>> start SUPPLIED DATA

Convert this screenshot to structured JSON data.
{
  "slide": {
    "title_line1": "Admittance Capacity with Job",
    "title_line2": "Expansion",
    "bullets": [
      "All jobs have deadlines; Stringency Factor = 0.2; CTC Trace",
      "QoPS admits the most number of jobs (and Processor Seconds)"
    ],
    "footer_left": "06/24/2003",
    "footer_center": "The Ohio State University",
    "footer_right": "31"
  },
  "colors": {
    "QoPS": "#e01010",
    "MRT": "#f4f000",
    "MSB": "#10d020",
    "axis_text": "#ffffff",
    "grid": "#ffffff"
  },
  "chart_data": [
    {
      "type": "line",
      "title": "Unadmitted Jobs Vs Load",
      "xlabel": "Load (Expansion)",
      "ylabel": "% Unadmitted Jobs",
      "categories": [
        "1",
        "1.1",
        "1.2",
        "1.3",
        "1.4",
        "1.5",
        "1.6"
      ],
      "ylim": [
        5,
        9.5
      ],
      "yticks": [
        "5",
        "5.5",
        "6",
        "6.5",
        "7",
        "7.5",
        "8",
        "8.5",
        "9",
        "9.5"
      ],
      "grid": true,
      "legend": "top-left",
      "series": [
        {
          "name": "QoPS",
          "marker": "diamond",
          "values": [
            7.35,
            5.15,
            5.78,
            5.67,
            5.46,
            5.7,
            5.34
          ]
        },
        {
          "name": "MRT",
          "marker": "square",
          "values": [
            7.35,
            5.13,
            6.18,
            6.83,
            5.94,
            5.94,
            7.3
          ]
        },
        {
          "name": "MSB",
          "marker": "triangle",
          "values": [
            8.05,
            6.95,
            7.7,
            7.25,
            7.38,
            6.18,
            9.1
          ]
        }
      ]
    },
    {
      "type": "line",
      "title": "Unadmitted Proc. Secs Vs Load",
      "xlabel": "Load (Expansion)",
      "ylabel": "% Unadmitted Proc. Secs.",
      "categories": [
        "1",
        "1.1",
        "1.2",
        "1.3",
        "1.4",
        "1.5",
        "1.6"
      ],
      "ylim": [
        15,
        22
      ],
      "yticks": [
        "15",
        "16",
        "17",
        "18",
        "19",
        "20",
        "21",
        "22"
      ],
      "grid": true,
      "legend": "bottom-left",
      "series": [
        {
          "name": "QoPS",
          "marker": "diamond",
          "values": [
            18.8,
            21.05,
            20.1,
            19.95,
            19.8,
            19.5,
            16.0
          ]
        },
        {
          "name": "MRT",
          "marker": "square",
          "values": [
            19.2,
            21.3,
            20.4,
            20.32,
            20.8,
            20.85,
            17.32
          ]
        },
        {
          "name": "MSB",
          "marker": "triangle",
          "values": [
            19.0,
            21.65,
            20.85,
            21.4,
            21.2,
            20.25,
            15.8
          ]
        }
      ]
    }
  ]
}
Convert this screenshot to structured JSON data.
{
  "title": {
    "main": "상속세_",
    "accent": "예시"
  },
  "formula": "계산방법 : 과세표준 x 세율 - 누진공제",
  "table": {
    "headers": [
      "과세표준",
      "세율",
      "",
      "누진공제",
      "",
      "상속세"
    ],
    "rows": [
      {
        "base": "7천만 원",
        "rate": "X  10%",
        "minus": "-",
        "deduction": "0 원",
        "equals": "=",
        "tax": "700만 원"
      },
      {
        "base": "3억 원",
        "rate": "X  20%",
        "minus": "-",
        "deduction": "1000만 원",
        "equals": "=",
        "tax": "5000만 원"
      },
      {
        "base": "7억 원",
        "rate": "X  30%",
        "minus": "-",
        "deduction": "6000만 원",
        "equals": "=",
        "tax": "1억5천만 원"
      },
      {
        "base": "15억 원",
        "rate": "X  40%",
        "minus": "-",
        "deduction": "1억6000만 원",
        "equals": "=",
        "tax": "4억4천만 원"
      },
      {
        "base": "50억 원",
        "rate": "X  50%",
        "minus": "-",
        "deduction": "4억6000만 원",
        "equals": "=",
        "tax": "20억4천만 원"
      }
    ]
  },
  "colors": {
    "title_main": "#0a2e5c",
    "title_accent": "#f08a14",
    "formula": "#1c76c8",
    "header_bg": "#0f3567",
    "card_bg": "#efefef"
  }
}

>> end SUPPLIED DATA

> TASK DIRECTIONS
Quote the data above in full, changing nothing.

> WRITTEN REPLY
Convert this screenshot to structured JSON data.
{
  "slide": {
    "title_line1": "Admittance Capacity with Job",
    "title_line2": "Expansion",
    "bullets": [
      "All jobs have deadlines; Stringency Factor = 0.2; CTC Trace",
      "QoPS admits the most number of jobs (and Processor Seconds)"
    ],
    "footer_left": "06/24/2003",
    "footer_center": "The Ohio State University",
    "footer_right": "31"
  },
  "colors": {
    "QoPS": "#e01010",
    "MRT": "#f4f000",
    "MSB": "#10d020",
    "axis_text": "#ffffff",
    "grid": "#ffffff"
  },
  "chart_data": [
    {
      "type": "line",
      "title": "Unadmitted Jobs Vs Load",
      "xlabel": "Load (Expansion)",
      "ylabel": "% Unadmitted Jobs",
      "categories": [
        "1",
        "1.1",
        "1.2",
        "1.3",
        "1.4",
        "1.5",
        "1.6"
      ],
      "ylim": [
        5,
        9.5
      ],
      "yticks": [
        "5",
        "5.5",
        "6",
        "6.5",
        "7",
        "7.5",
        "8",
        "8.5",
        "9",
        "9.5"
      ],
      "grid": true,
      "legend": "top-left",
      "series": [
        {
          "name": "QoPS",
          "marker": "diamond",
          "values": [
            7.35,
            5.15,
            5.78,
            5.67,
            5.46,
            5.7,
            5.34
          ]
        },
        {
          "name": "MRT",
          "marker": "square",
          "values": [
            7.35,
            5.13,
            6.18,
            6.83,
            5.94,
            5.94,
            7.3
          ]
        },
        {
          "name": "MSB",
          "marker": "triangle",
          "values": [
            8.05,
            6.95,
            7.7,
            7.25,
            7.38,
            6.18,
            9.1
          ]
        }
      ]
    },
    {
      "type": "line",
      "title": "Unadmitted Proc. Secs Vs Load",
      "xlabel": "Load (Expansion)",
      "ylabel": "% Unadmitted Proc. Secs.",
      "categories": [
        "1",
        "1.1",
        "1.2",
        "1.3",
        "1.4",
        "1.5",
        "1.6"
      ],
      "ylim": [
        15,
        22
      ],
      "yticks": [
        "15",
        "16",
        "17",
        "18",
        "19",
        "20",
        "21",
        "22"
      ],
      "grid": true,
      "legend": "bottom-left",
      "series": [
        {
          "name": "QoPS",
          "marker": "diamond",
          "values": [
            18.8,
            21.05,
            20.1,
            19.95,
            19.8,
            19.5,
            16.0
          ]
        },
        {
          "name": "MRT",
          "marker": "square",
          "values": [
            19.2,
            21.3,
            20.4,
            20.32,
            20.8,
            20.85,
            17.32
          ]
        },
        {
          "name": "MSB",
          "marker": "triangle",
          "values": [
            19.0,
            21.65,
            20.85,
            21.4,
            21.2,
            20.25,
            15.8
          ]
        }
      ]
    }
  ]
}
Convert this screenshot to structured JSON data.
{
  "title": {
    "main": "상속세_",
    "accent": "예시"
  },
  "formula": "계산방법 : 과세표준 x 세율 - 누진공제",
  "table": {
    "headers": [
      "과세표준",
      "세율",
      "",
      "누진공제",
      "",
      "상속세"
    ],
    "rows": [
      {
        "base": "7천만 원",
        "rate": "X  10%",
        "minus": "-",
        "deduction": "0 원",
        "equals": "=",
        "tax": "700만 원"
      },
      {
        "base": "3억 원",
        "rate": "X  20%",
        "minus": "-",
        "deduction": "1000만 원",
        "equals": "=",
        "tax": "5000만 원"
      },
      {
        "base": "7억 원",
        "rate": "X  30%",
        "minus": "-",
        "deduction": "6000만 원",
        "equals": "=",
        "tax": "1억5천만 원"
      },
      {
        "base": "15억 원",
        "rate": "X  40%",
        "minus": "-",
        "deduction": "1억6000만 원",
        "equals": "=",
        "tax": "4억4천만 원"
      },
      {
        "base": "50억 원",
        "rate": "X  50%",
        "minus": "-",
        "deduction": "4억6000만 원",
        "equals": "=",
        "tax": "20억4천만 원"
      }
    ]
  },
  "colors": {
    "title_main": "#0a2e5c",
    "title_accent": "#f08a14",
    "formula": "#1c76c8",
    "header_bg": "#0f3567",
    "card_bg": "#efefef"
  }
}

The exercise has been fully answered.